Extracts from a graphics dataset:
+++

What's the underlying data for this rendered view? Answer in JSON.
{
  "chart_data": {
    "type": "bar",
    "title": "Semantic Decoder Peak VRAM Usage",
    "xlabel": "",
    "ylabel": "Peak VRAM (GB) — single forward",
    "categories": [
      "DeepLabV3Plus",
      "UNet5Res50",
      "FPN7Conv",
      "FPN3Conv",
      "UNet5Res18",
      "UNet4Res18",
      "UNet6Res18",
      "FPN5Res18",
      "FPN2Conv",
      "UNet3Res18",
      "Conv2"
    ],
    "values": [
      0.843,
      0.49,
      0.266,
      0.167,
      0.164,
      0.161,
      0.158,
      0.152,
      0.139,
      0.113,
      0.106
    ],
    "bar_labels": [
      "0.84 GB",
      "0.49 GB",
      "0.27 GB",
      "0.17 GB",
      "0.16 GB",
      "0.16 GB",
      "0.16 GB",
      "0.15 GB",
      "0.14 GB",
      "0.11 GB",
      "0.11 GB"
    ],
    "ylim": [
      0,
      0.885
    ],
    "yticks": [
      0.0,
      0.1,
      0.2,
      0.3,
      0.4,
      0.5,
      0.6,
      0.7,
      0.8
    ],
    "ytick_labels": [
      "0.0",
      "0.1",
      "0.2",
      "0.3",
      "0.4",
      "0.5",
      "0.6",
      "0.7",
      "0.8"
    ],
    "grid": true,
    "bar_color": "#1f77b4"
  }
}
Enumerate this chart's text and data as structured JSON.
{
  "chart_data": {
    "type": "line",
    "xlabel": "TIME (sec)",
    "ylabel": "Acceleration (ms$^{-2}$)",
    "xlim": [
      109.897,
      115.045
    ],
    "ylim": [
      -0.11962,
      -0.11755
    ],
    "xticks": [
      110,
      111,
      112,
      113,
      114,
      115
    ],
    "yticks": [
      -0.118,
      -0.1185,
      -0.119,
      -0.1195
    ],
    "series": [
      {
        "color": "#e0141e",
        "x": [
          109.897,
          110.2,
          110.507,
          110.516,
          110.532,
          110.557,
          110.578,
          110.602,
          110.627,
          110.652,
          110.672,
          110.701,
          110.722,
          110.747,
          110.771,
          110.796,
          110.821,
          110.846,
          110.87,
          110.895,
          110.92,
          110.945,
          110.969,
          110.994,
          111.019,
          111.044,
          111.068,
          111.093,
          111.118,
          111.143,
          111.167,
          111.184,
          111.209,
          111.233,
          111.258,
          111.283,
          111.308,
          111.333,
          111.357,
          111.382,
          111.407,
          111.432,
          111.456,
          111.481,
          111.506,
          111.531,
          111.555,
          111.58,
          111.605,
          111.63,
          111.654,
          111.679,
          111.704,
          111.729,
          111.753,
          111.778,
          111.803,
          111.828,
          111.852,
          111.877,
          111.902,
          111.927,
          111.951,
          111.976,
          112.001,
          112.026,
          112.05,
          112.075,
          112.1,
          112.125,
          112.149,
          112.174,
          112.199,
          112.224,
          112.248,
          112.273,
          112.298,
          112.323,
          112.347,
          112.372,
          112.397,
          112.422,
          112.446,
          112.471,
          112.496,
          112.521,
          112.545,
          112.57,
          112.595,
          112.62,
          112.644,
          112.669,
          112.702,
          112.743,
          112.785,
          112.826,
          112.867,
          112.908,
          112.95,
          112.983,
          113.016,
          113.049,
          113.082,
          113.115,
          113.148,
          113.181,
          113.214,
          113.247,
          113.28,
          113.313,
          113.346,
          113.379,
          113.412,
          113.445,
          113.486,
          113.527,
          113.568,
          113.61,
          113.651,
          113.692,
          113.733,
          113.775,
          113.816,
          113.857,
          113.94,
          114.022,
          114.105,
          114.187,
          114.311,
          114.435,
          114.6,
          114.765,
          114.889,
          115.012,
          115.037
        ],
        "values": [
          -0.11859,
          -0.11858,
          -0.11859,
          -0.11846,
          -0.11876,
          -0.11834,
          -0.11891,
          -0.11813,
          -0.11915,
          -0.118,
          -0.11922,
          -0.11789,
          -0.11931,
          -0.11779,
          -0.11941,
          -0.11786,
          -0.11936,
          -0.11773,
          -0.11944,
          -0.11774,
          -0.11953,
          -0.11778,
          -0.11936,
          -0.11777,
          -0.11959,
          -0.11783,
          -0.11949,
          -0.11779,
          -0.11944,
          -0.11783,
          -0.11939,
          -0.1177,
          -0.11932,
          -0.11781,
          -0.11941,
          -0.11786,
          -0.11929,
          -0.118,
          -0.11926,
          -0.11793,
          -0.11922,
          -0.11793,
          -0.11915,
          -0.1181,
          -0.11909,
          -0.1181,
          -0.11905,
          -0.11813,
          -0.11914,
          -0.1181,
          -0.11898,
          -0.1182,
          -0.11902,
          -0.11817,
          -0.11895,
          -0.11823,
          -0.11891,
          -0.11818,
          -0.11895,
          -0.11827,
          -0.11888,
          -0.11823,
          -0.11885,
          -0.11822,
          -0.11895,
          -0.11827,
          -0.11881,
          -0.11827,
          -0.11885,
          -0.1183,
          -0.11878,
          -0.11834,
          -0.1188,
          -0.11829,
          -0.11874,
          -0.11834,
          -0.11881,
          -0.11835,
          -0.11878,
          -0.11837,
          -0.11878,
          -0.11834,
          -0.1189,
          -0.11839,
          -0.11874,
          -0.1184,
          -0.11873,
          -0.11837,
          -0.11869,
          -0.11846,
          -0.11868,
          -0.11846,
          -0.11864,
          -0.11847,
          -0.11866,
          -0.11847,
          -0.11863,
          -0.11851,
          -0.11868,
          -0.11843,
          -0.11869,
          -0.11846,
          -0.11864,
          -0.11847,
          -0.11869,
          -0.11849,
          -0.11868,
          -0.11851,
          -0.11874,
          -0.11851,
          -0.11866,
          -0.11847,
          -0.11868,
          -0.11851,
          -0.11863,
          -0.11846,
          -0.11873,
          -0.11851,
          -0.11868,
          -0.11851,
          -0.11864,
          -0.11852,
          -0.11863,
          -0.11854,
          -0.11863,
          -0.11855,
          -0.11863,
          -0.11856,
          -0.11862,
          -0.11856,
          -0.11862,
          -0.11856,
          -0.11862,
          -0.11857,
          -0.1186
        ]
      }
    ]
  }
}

+++

All the data must be duplicated exactly, with nothing added or removed.

> [REPLY TO THE EXERCISE]
What's the underlying data for this rendered view? Answer in JSON.
{
  "chart_data": {
    "type": "bar",
    "title": "Semantic Decoder Peak VRAM Usage",
    "xlabel": "",
    "ylabel": "Peak VRAM (GB) — single forward",
    "categories": [
      "DeepLabV3Plus",
      "UNet5Res50",
      "FPN7Conv",
      "FPN3Conv",
      "UNet5Res18",
      "UNet4Res18",
      "UNet6Res18",
      "FPN5Res18",
      "FPN2Conv",
      "UNet3Res18",
      "Conv2"
    ],
    "values": [
      0.843,
      0.49,
      0.266,
      0.167,
      0.164,
      0.161,
      0.158,
      0.152,
      0.139,
      0.113,
      0.106
    ],
    "bar_labels": [
      "0.84 GB",
      "0.49 GB",
      "0.27 GB",
      "0.17 GB",
      "0.16 GB",
      "0.16 GB",
      "0.16 GB",
      "0.15 GB",
      "0.14 GB",
      "0.11 GB",
      "0.11 GB"
    ],
    "ylim": [
      0,
      0.885
    ],
    "yticks": [
      0.0,
      0.1,
      0.2,
      0.3,
      0.4,
      0.5,
      0.6,
      0.7,
      0.8
    ],
    "ytick_labels": [
      "0.0",
      "0.1",
      "0.2",
      "0.3",
      "0.4",
      "0.5",
      "0.6",
      "0.7",
      "0.8"
    ],
    "grid": true,
    "bar_color": "#1f77b4"
  }
}
Enumerate this chart's text and data as structured JSON.
{
  "chart_data": {
    "type": "line",
    "xlabel": "TIME (sec)",
    "ylabel": "Acceleration (ms$^{-2}$)",
    "xlim": [
      109.897,
      115.045
    ],
    "ylim": [
      -0.11962,
      -0.11755
    ],
    "xticks": [
      110,
      111,
      112,
      113,
      114,
      115
    ],
    "yticks": [
      -0.118,
      -0.1185,
      -0.119,
      -0.1195
    ],
    "series": [
      {
        "color": "#e0141e",
        "x": [
          109.897,
          110.2,
          110.507,
          110.516,
          110.532,
          110.557,
          110.578,
          110.602,
          110.627,
          110.652,
          110.672,
          110.701,
          110.722,
          110.747,
          110.771,
          110.796,
          110.821,
          110.846,
          110.87,
          110.895,
          110.92,
          110.945,
          110.969,
          110.994,
          111.019,
          111.044,
          111.068,
          111.093,
          111.118,
          111.143,
          111.167,
          111.184,
          111.209,
          111.233,
          111.258,
          111.283,
          111.308,
          111.333,
          111.357,
          111.382,
          111.407,
          111.432,
          111.456,
          111.481,
          111.506,
          111.531,
          111.555,
          111.58,
          111.605,
          111.63,
          111.654,
          111.679,
          111.704,
          111.729,
          111.753,
          111.778,
          111.803,
          111.828,
          111.852,
          111.877,
          111.902,
          111.927,
          111.951,
          111.976,
          112.001,
          112.026,
          112.05,
          112.075,
          112.1,
          112.125,
          112.149,
          112.174,
          112.199,
          112.224,
          112.248,
          112.273,
          112.298,
          112.323,
          112.347,
          112.372,
          112.397,
          112.422,
          112.446,
          112.471,
          112.496,
          112.521,
          112.545,
          112.57,
          112.595,
          112.62,
          112.644,
          112.669,
          112.702,
          112.743,
          112.785,
          112.826,
          112.867,
          112.908,
          112.95,
          112.983,
          113.016,
          113.049,
          113.082,
          113.115,
          113.148,
          113.181,
          113.214,
          113.247,
          113.28,
          113.313,
          113.346,
          113.379,
          113.412,
          113.445,
          113.486,
          113.527,
          113.568,
          113.61,
          113.651,
          113.692,
          113.733,
          113.775,
          113.816,
          113.857,
          113.94,
          114.022,
          114.105,
          114.187,
          114.311,
          114.435,
          114.6,
          114.765,
          114.889,
          115.012,
          115.037
        ],
        "values": [
          -0.11859,
          -0.11858,
          -0.11859,
          -0.11846,
          -0.11876,
          -0.11834,
          -0.11891,
          -0.11813,
          -0.11915,
          -0.118,
          -0.11922,
          -0.11789,
          -0.11931,
          -0.11779,
          -0.11941,
          -0.11786,
          -0.11936,
          -0.11773,
          -0.11944,
          -0.11774,
          -0.11953,
          -0.11778,
          -0.11936,
          -0.11777,
          -0.11959,
          -0.11783,
          -0.11949,
          -0.11779,
          -0.11944,
          -0.11783,
          -0.11939,
          -0.1177,
          -0.11932,
          -0.11781,
          -0.11941,
          -0.11786,
          -0.11929,
          -0.118,
          -0.11926,
          -0.11793,
          -0.11922,
          -0.11793,
          -0.11915,
          -0.1181,
          -0.11909,
          -0.1181,
          -0.11905,
          -0.11813,
          -0.11914,
          -0.1181,
          -0.11898,
          -0.1182,
          -0.11902,
          -0.11817,
          -0.11895,
          -0.11823,
          -0.11891,
          -0.11818,
          -0.11895,
          -0.11827,
          -0.11888,
          -0.11823,
          -0.11885,
          -0.11822,
          -0.11895,
          -0.11827,
          -0.11881,
          -0.11827,
          -0.11885,
          -0.1183,
          -0.11878,
          -0.11834,
          -0.1188,
          -0.11829,
          -0.11874,
          -0.11834,
          -0.11881,
          -0.11835,
          -0.11878,
          -0.11837,
          -0.11878,
          -0.11834,
          -0.1189,
          -0.11839,
          -0.11874,
          -0.1184,
          -0.11873,
          -0.11837,
          -0.11869,
          -0.11846,
          -0.11868,
          -0.11846,
          -0.11864,
          -0.11847,
          -0.11866,
          -0.11847,
          -0.11863,
          -0.11851,
          -0.11868,
          -0.11843,
          -0.11869,
          -0.11846,
          -0.11864,
          -0.11847,
          -0.11869,
          -0.11849,
          -0.11868,
          -0.11851,
          -0.11874,
          -0.11851,
          -0.11866,
          -0.11847,
          -0.11868,
          -0.11851,
          -0.11863,
          -0.11846,
          -0.11873,
          -0.11851,
          -0.11868,
          -0.11851,
          -0.11864,
          -0.11852,
          -0.11863,
          -0.11854,
          -0.11863,
          -0.11855,
          -0.11863,
          -0.11856,
          -0.11862,
          -0.11856,
          -0.11862,
          -0.11856,
          -0.11862,
          -0.11857,
          -0.1186
        ]
      }
    ]
  }
}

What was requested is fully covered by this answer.